→ **Problem to solve**
Can you give all the records again without altering a single character?

→ **Input records**

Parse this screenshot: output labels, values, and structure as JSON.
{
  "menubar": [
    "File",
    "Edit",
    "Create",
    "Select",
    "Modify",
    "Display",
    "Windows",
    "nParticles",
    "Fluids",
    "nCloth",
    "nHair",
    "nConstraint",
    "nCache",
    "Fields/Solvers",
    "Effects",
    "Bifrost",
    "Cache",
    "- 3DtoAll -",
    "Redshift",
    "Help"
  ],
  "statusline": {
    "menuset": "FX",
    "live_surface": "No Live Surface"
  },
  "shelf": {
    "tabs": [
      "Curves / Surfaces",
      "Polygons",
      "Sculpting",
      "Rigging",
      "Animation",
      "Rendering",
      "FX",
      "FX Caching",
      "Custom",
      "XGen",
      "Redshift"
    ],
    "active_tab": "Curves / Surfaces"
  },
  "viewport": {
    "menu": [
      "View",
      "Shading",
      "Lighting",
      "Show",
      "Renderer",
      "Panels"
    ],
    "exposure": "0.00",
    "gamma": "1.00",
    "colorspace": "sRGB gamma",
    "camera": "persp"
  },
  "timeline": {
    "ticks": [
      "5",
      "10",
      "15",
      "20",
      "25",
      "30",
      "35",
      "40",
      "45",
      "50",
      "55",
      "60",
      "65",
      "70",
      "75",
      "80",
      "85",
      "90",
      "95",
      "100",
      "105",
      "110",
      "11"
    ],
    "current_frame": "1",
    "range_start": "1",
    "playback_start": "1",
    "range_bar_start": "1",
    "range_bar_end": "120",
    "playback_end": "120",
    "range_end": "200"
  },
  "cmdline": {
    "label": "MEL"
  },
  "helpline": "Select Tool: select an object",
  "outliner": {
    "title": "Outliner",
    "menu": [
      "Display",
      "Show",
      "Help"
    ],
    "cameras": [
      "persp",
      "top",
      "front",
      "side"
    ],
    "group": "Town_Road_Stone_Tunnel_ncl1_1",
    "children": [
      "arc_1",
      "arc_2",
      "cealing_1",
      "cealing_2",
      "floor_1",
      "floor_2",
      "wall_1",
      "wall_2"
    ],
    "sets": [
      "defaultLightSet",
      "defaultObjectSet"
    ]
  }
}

→ **Response**
Parse this screenshot: output labels, values, and structure as JSON.
{
  "menubar": [
    "File",
    "Edit",
    "Create",
    "Select",
    "Modify",
    "Display",
    "Windows",
    "nParticles",
    "Fluids",
    "nCloth",
    "nHair",
    "nConstraint",
    "nCache",
    "Fields/Solvers",
    "Effects",
    "Bifrost",
    "Cache",
    "- 3DtoAll -",
    "Redshift",
    "Help"
  ],
  "statusline": {
    "menuset": "FX",
    "live_surface": "No Live Surface"
  },
  "shelf": {
    "tabs": [
      "Curves / Surfaces",
      "Polygons",
      "Sculpting",
      "Rigging",
      "Animation",
      "Rendering",
      "FX",
      "FX Caching",
      "Custom",
      "XGen",
      "Redshift"
    ],
    "active_tab": "Curves / Surfaces"
  },
  "viewport": {
    "menu": [
      "View",
      "Shading",
      "Lighting",
      "Show",
      "Renderer",
      "Panels"
    ],
    "exposure": "0.00",
    "gamma": "1.00",
    "colorspace": "sRGB gamma",
    "camera": "persp"
  },
  "timeline": {
    "ticks": [
      "5",
      "10",
      "15",
      "20",
      "25",
      "30",
      "35",
      "40",
      "45",
      "50",
      "55",
      "60",
      "65",
      "70",
      "75",
      "80",
      "85",
      "90",
      "95",
      "100",
      "105",
      "110",
      "11"
    ],
    "current_frame": "1",
    "range_start": "1",
    "playback_start": "1",
    "range_bar_start": "1",
    "range_bar_end": "120",
    "playback_end": "120",
    "range_end": "200"
  },
  "cmdline": {
    "label": "MEL"
  },
  "helpline": "Select Tool: select an object",
  "outliner": {
    "title": "Outliner",
    "menu": [
      "Display",
      "Show",
      "Help"
    ],
    "cameras": [
      "persp",
      "top",
      "front",
      "side"
    ],
    "group": "Town_Road_Stone_Tunnel_ncl1_1",
    "children": [
      "arc_1",
      "arc_2",
      "cealing_1",
      "cealing_2",
      "floor_1",
      "floor_2",
      "wall_1",
      "wall_2"
    ],
    "sets": [
      "defaultLightSet",
      "defaultObjectSet"
    ]
  }
}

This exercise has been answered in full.